### Objective
Every record that follows must be duplicated exactly, with images left out.

### Provided data
:::
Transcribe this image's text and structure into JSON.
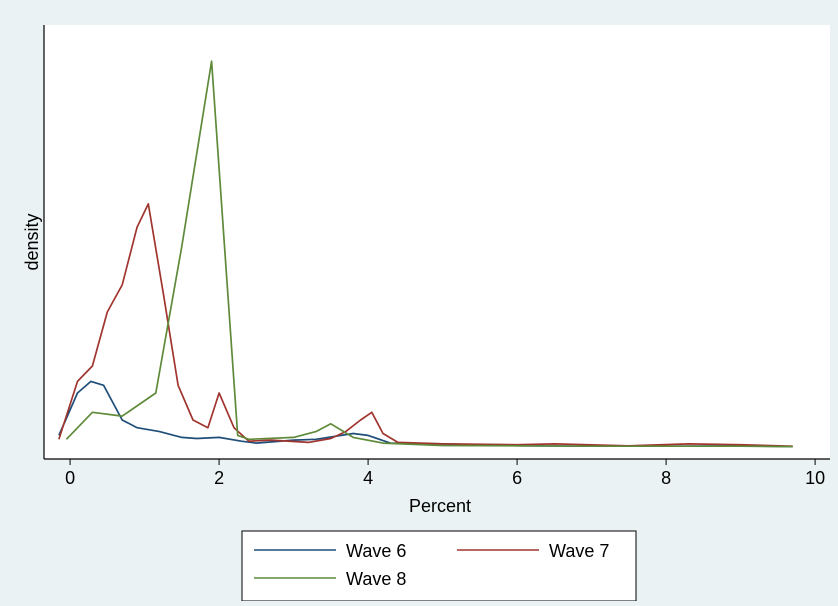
{
  "colors": {
    "background": "#eaf2f3",
    "plot_background": "#ffffff",
    "axis": "#000000"
  },
  "chart_data": {
    "type": "line",
    "xlabel": "Percent",
    "ylabel": "density",
    "xlim": [
      -0.35,
      10.2
    ],
    "ylim": [
      0,
      1.06
    ],
    "xticks": [
      0,
      2,
      4,
      6,
      8,
      10
    ],
    "yticks_shown": false,
    "grid": false,
    "legend_position": "bottom",
    "series": [
      {
        "name": "Wave 6",
        "color": "#1f4e79",
        "points": [
          [
            -0.15,
            0.03
          ],
          [
            0.1,
            0.14
          ],
          [
            0.28,
            0.17
          ],
          [
            0.45,
            0.16
          ],
          [
            0.7,
            0.07
          ],
          [
            0.9,
            0.05
          ],
          [
            1.2,
            0.04
          ],
          [
            1.5,
            0.025
          ],
          [
            1.7,
            0.022
          ],
          [
            2.0,
            0.025
          ],
          [
            2.3,
            0.015
          ],
          [
            2.5,
            0.01
          ],
          [
            3.0,
            0.018
          ],
          [
            3.3,
            0.02
          ],
          [
            3.8,
            0.035
          ],
          [
            4.0,
            0.03
          ],
          [
            4.3,
            0.01
          ],
          [
            5.0,
            0.008
          ],
          [
            6.0,
            0.003
          ],
          [
            7.0,
            0.002
          ],
          [
            8.0,
            0.002
          ],
          [
            9.0,
            0.003
          ],
          [
            9.7,
            0.001
          ]
        ]
      },
      {
        "name": "Wave 7",
        "color": "#a0342e",
        "points": [
          [
            -0.15,
            0.02
          ],
          [
            0.1,
            0.17
          ],
          [
            0.3,
            0.21
          ],
          [
            0.5,
            0.35
          ],
          [
            0.7,
            0.42
          ],
          [
            0.9,
            0.57
          ],
          [
            1.05,
            0.63
          ],
          [
            1.25,
            0.4
          ],
          [
            1.45,
            0.16
          ],
          [
            1.65,
            0.07
          ],
          [
            1.85,
            0.05
          ],
          [
            2.0,
            0.14
          ],
          [
            2.2,
            0.05
          ],
          [
            2.4,
            0.015
          ],
          [
            2.7,
            0.018
          ],
          [
            3.2,
            0.012
          ],
          [
            3.5,
            0.022
          ],
          [
            3.7,
            0.04
          ],
          [
            3.9,
            0.07
          ],
          [
            4.05,
            0.09
          ],
          [
            4.2,
            0.035
          ],
          [
            4.4,
            0.012
          ],
          [
            5.0,
            0.008
          ],
          [
            6.0,
            0.006
          ],
          [
            6.5,
            0.008
          ],
          [
            7.5,
            0.003
          ],
          [
            8.3,
            0.008
          ],
          [
            9.0,
            0.006
          ],
          [
            9.7,
            0.002
          ]
        ]
      },
      {
        "name": "Wave 8",
        "color": "#5e8a3a",
        "points": [
          [
            -0.05,
            0.02
          ],
          [
            0.3,
            0.09
          ],
          [
            0.7,
            0.08
          ],
          [
            1.15,
            0.14
          ],
          [
            1.5,
            0.52
          ],
          [
            1.9,
            1.0
          ],
          [
            2.25,
            0.03
          ],
          [
            2.4,
            0.02
          ],
          [
            3.0,
            0.025
          ],
          [
            3.3,
            0.04
          ],
          [
            3.5,
            0.06
          ],
          [
            3.8,
            0.025
          ],
          [
            4.2,
            0.01
          ],
          [
            5.0,
            0.004
          ],
          [
            6.0,
            0.003
          ],
          [
            7.0,
            0.002
          ],
          [
            8.0,
            0.002
          ],
          [
            9.0,
            0.002
          ],
          [
            9.7,
            0.001
          ]
        ]
      }
    ]
  }
}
:::
### Final answer
Transcribe this image's text and structure into JSON.
{
  "colors": {
    "background": "#eaf2f3",
    "plot_background": "#ffffff",
    "axis": "#000000"
  },
  "chart_data": {
    "type": "line",
    "xlabel": "Percent",
    "ylabel": "density",
    "xlim": [
      -0.35,
      10.2
    ],
    "ylim": [
      0,
      1.06
    ],
    "xticks": [
      0,
      2,
      4,
      6,
      8,
      10
    ],
    "yticks_shown": false,
    "grid": false,
    "legend_position": "bottom",
    "series": [
      {
        "name": "Wave 6",
        "color": "#1f4e79",
        "points": [
          [
            -0.15,
            0.03
          ],
          [
            0.1,
            0.14
          ],
          [
            0.28,
            0.17
          ],
          [
            0.45,
            0.16
          ],
          [
            0.7,
            0.07
          ],
          [
            0.9,
            0.05
          ],
          [
            1.2,
            0.04
          ],
          [
            1.5,
            0.025
          ],
          [
            1.7,
            0.022
          ],
          [
            2.0,
            0.025
          ],
          [
            2.3,
            0.015
          ],
          [
            2.5,
            0.01
          ],
          [
            3.0,
            0.018
          ],
          [
            3.3,
            0.02
          ],
          [
            3.8,
            0.035
          ],
          [
            4.0,
            0.03
          ],
          [
            4.3,
            0.01
          ],
          [
            5.0,
            0.008
          ],
          [
            6.0,
            0.003
          ],
          [
            7.0,
            0.002
          ],
          [
            8.0,
            0.002
          ],
          [
            9.0,
            0.003
          ],
          [
            9.7,
            0.001
          ]
        ]
      },
      {
        "name": "Wave 7",
        "color": "#a0342e",
        "points": [
          [
            -0.15,
            0.02
          ],
          [
            0.1,
            0.17
          ],
          [
            0.3,
            0.21
          ],
          [
            0.5,
            0.35
          ],
          [
            0.7,
            0.42
          ],
          [
            0.9,
            0.57
          ],
          [
            1.05,
            0.63
          ],
          [
            1.25,
            0.4
          ],
          [
            1.45,
            0.16
          ],
          [
            1.65,
            0.07
          ],
          [
            1.85,
            0.05
          ],
          [
            2.0,
            0.14
          ],
          [
            2.2,
            0.05
          ],
          [
            2.4,
            0.015
          ],
          [
            2.7,
            0.018
          ],
          [
            3.2,
            0.012
          ],
          [
            3.5,
            0.022
          ],
          [
            3.7,
            0.04
          ],
          [
            3.9,
            0.07
          ],
          [
            4.05,
            0.09
          ],
          [
            4.2,
            0.035
          ],
          [
            4.4,
            0.012
          ],
          [
            5.0,
            0.008
          ],
          [
            6.0,
            0.006
          ],
          [
            6.5,
            0.008
          ],
          [
            7.5,
            0.003
          ],
          [
            8.3,
            0.008
          ],
          [
            9.0,
            0.006
          ],
          [
            9.7,
            0.002
          ]
        ]
      },
      {
        "name": "Wave 8",
        "color": "#5e8a3a",
        "points": [
          [
            -0.05,
            0.02
          ],
          [
            0.3,
            0.09
          ],
          [
            0.7,
            0.08
          ],
          [
            1.15,
            0.14
          ],
          [
            1.5,
            0.52
          ],
          [
            1.9,
            1.0
          ],
          [
            2.25,
            0.03
          ],
          [
            2.4,
            0.02
          ],
          [
            3.0,
            0.025
          ],
          [
            3.3,
            0.04
          ],
          [
            3.5,
            0.06
          ],
          [
            3.8,
            0.025
          ],
          [
            4.2,
            0.01
          ],
          [
            5.0,
            0.004
          ],
          [
            6.0,
            0.003
          ],
          [
            7.0,
            0.002
          ],
          [
            8.0,
            0.002
          ],
          [
            9.0,
            0.002
          ],
          [
            9.7,
            0.001
          ]
        ]
      }
    ]
  }
}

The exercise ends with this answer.